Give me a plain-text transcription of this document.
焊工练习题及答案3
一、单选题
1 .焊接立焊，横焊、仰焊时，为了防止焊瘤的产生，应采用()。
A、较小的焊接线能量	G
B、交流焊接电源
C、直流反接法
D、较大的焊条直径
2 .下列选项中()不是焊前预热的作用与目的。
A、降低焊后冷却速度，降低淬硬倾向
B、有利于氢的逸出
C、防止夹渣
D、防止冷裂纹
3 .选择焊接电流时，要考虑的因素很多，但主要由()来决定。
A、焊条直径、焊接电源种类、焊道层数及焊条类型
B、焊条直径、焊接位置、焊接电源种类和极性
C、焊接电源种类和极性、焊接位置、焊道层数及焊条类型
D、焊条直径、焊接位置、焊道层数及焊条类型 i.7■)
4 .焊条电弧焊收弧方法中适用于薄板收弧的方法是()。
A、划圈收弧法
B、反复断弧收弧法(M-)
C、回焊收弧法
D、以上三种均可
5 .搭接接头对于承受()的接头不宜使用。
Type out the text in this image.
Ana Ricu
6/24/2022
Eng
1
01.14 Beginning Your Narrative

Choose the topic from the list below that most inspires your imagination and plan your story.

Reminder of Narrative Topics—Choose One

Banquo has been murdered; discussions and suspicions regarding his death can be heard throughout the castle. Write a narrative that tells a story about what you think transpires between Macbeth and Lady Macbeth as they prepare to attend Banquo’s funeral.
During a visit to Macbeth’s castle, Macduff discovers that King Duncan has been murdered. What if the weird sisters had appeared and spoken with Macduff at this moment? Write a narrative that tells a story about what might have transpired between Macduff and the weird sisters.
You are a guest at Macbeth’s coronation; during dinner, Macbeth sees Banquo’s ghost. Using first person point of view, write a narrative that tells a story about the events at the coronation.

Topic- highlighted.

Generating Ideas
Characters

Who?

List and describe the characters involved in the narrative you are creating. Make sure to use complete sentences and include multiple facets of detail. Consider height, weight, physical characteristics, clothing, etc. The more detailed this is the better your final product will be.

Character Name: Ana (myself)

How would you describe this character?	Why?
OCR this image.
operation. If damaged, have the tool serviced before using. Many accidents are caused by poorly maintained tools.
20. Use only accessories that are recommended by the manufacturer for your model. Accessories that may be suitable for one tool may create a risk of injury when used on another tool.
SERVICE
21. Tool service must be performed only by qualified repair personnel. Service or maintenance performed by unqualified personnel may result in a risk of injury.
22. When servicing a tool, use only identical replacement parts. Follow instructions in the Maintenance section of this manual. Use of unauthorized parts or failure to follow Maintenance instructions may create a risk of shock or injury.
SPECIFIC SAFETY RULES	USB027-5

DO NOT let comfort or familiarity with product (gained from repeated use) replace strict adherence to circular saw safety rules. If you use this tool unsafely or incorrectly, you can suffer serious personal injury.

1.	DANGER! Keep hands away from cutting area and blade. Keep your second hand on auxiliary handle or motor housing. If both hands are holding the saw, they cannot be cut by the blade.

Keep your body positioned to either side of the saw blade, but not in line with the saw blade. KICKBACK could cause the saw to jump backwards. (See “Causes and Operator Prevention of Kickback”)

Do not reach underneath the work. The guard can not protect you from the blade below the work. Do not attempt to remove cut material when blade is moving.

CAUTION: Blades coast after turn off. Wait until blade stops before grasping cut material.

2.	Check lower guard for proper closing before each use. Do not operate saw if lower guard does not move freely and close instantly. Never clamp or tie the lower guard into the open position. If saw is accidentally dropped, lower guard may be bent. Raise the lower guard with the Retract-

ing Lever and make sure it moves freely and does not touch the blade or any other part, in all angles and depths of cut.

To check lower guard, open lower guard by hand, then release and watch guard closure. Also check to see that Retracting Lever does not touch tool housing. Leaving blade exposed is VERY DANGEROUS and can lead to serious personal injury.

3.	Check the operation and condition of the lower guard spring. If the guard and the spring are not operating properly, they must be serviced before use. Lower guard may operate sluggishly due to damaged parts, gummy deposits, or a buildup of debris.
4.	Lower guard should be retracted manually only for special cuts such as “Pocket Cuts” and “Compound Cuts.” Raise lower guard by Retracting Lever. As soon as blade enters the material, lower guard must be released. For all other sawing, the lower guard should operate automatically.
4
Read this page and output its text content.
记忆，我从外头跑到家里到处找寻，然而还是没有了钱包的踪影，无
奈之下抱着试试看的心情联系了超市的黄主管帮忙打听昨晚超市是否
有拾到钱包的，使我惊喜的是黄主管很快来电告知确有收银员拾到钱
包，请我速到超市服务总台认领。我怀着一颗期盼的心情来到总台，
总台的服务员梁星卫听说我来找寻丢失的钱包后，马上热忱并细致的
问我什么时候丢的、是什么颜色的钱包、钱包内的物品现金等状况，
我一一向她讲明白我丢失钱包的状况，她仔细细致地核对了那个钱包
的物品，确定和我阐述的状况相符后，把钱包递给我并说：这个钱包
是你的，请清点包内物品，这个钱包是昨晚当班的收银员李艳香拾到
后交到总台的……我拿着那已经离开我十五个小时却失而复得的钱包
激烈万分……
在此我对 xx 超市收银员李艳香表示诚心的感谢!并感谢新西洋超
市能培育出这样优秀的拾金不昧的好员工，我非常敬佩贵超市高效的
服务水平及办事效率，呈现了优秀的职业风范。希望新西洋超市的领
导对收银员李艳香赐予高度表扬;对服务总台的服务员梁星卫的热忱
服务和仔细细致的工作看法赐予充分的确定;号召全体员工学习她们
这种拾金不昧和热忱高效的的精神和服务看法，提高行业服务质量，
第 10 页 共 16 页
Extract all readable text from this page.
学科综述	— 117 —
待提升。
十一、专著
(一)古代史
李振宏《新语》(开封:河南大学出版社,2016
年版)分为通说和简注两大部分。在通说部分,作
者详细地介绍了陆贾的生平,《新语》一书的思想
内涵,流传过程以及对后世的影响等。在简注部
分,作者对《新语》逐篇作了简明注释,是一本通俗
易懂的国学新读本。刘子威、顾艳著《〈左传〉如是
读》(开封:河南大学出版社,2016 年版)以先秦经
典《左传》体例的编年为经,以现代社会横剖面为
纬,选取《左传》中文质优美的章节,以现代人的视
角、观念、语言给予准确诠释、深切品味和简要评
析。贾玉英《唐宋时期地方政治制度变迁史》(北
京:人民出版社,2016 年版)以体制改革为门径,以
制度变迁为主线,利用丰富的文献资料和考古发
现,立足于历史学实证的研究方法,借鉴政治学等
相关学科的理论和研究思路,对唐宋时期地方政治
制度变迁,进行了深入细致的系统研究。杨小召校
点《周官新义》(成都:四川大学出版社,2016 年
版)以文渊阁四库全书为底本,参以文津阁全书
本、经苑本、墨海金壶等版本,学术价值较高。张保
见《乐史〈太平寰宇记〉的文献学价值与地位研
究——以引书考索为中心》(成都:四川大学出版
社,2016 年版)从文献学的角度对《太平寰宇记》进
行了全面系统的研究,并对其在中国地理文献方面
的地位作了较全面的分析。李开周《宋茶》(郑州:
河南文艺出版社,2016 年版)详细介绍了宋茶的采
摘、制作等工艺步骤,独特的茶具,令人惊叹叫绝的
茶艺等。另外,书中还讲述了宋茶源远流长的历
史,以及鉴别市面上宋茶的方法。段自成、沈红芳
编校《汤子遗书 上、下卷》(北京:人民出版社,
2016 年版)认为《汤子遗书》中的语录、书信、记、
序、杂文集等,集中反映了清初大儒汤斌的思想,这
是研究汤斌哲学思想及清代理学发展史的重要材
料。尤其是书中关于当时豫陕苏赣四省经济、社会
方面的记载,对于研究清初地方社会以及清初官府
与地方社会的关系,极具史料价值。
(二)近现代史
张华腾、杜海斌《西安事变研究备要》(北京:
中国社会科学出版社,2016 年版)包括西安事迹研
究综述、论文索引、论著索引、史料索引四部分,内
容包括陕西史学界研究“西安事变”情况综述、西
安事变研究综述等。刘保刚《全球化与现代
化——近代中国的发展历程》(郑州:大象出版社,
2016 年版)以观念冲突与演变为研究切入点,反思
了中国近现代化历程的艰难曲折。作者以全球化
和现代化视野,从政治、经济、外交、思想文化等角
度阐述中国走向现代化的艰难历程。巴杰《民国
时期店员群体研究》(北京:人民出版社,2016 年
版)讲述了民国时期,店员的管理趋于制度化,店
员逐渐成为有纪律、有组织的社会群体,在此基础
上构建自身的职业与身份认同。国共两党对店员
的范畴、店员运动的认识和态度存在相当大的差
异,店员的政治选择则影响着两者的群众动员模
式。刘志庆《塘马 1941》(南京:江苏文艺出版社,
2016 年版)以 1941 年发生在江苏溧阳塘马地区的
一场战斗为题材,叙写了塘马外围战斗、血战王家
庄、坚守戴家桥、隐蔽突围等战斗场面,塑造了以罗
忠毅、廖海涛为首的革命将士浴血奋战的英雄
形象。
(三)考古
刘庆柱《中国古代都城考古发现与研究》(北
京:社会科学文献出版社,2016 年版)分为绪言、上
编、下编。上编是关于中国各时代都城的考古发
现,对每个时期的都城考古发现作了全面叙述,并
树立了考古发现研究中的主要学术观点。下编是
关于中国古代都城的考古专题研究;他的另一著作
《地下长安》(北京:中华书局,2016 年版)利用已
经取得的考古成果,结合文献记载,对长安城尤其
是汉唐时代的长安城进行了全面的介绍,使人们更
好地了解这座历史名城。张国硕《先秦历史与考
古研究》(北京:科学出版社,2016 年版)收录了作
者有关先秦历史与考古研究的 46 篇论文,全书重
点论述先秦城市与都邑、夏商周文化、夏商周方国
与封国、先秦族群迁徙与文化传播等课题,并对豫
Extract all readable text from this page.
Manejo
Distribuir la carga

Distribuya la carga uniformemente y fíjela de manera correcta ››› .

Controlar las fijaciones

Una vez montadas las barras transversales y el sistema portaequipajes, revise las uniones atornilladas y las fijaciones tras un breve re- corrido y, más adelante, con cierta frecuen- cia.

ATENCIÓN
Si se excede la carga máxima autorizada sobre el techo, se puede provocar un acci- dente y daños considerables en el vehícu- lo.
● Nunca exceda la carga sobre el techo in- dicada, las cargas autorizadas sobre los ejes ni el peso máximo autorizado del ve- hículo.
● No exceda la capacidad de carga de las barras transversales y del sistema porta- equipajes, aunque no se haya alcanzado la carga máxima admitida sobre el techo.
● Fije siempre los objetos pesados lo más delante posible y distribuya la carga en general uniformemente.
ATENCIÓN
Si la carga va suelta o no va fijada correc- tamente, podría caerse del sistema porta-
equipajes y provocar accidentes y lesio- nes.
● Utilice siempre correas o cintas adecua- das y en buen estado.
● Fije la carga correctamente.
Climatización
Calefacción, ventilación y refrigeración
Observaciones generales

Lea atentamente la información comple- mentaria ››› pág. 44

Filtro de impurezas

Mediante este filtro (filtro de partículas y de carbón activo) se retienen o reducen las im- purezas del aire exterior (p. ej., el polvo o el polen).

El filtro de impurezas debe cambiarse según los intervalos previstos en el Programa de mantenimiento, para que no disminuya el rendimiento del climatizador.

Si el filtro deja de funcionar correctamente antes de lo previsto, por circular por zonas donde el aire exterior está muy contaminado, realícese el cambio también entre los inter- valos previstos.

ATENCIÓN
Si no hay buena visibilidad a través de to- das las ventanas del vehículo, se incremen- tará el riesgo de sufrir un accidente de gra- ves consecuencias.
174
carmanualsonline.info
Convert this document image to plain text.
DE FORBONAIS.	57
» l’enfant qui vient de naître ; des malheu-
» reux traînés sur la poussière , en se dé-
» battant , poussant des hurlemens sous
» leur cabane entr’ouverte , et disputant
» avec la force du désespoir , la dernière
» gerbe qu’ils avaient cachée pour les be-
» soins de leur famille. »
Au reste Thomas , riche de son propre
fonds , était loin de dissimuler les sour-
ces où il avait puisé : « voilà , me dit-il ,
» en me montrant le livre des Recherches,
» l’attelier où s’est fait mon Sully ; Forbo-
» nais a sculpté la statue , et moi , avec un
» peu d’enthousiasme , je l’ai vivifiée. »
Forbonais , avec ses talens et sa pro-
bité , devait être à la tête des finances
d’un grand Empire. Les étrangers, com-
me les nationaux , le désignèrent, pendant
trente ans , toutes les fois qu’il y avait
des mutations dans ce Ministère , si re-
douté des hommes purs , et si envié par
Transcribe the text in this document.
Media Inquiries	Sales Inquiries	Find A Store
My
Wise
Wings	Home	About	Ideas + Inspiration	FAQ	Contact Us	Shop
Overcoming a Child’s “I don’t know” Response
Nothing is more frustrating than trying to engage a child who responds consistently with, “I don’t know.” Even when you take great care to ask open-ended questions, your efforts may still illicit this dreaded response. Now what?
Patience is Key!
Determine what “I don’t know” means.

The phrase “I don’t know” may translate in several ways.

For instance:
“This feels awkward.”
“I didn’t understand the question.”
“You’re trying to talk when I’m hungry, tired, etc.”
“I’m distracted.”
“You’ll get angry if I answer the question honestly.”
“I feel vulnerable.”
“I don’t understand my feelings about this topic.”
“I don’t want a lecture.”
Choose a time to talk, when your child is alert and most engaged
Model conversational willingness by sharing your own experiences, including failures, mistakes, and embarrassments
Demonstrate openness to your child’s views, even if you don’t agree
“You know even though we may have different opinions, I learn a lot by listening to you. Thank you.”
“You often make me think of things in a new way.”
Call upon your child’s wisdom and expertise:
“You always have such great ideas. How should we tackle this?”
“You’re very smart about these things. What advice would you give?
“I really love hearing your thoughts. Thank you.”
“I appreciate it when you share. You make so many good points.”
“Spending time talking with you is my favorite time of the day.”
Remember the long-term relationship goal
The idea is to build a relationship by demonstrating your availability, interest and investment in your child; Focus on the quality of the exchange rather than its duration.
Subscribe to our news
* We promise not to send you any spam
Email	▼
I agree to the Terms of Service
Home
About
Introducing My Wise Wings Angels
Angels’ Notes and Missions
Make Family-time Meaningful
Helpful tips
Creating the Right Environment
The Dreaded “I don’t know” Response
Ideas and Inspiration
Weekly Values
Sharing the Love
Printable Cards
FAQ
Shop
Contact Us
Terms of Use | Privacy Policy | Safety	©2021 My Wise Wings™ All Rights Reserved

# What you need to do
Check every line for "aire" and show the ones that have it.

# The output
Mediante este filtro (filtro de partículas y de carbón activo) se retienen o reducen las im- purezas del aire exterior (p. ej., el polvo o el polen).
Si el filtro deja de funcionar correctamente antes de lo previsto, por circular por zonas donde el aire exterior está muy contaminado, realícese el cambio también entre los inter- valos previstos.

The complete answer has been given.